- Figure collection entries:
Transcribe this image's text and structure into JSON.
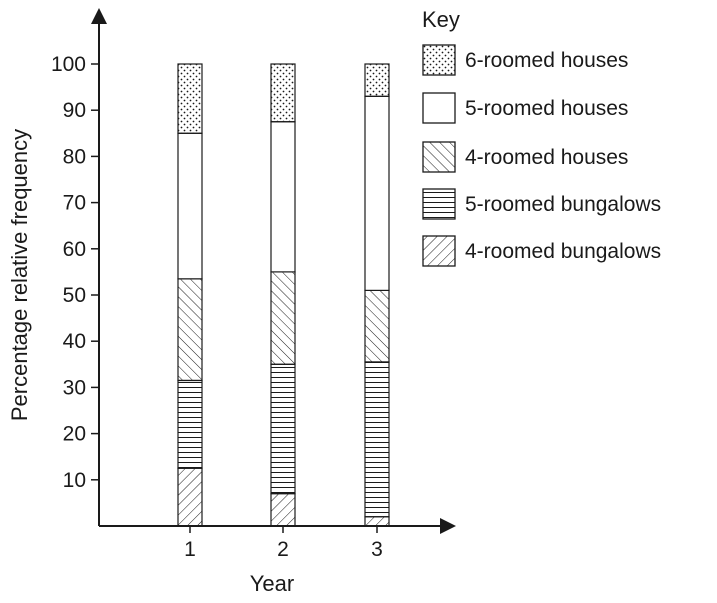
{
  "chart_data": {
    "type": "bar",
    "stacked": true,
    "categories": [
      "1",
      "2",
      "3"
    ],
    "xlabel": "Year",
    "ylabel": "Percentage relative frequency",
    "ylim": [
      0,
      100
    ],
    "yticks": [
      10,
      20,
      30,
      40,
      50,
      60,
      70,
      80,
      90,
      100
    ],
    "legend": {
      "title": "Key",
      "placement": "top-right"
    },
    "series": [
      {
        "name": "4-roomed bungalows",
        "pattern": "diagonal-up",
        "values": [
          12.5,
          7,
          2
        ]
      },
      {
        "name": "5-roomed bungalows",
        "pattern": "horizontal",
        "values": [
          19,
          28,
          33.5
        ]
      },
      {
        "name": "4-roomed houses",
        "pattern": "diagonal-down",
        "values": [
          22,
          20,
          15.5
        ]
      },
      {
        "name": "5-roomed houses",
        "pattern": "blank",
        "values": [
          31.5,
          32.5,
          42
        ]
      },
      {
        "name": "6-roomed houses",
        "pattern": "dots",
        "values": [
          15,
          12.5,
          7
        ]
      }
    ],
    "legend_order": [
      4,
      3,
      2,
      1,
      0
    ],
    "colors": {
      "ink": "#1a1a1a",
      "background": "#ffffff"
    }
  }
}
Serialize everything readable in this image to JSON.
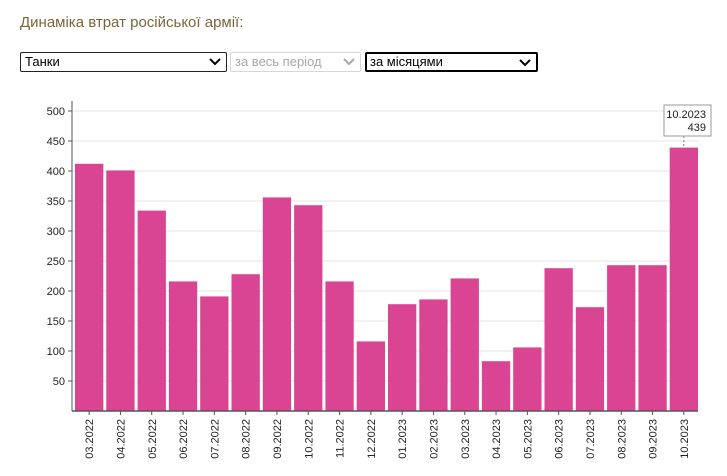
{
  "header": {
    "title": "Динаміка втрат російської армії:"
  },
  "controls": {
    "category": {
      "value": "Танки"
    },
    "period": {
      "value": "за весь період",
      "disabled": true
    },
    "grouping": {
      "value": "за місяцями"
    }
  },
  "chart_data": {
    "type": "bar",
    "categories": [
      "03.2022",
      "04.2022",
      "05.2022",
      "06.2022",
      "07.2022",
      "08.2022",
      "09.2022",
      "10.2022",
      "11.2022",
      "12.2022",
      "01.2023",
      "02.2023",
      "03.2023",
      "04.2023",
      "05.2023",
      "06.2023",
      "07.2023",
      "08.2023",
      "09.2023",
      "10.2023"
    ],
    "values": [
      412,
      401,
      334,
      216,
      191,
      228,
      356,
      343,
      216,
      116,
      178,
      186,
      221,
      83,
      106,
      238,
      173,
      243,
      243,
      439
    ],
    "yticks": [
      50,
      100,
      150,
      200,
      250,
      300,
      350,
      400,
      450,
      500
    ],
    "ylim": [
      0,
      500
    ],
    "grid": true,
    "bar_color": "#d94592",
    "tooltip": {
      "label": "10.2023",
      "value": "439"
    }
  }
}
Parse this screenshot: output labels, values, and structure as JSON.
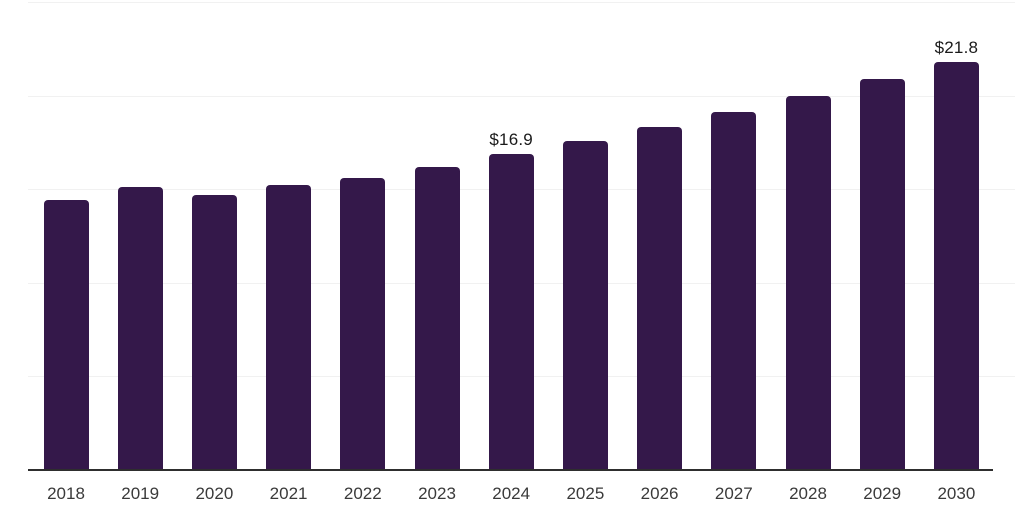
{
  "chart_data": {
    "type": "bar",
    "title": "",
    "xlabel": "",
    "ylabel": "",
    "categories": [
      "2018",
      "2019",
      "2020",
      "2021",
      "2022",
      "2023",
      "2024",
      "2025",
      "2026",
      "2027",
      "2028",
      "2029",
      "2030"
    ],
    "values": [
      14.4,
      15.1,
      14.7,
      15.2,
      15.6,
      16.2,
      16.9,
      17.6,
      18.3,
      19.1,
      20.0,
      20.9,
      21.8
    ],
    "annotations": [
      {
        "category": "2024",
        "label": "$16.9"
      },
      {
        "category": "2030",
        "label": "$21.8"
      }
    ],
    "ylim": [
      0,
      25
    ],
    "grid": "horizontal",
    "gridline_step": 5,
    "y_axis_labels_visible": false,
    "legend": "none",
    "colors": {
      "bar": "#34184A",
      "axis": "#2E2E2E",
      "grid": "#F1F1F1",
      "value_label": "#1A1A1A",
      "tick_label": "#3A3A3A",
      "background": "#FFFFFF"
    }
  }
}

- WRITTEN INSTRUCTION: Track down every line holding the string "JSON" and copy it.

- EXERCISE RESPONSE:
Transcribe this image's text and structure into JSON.
Serialize everything readable in this image to JSON.
Parse this screenshot: output labels, values, and structure as JSON.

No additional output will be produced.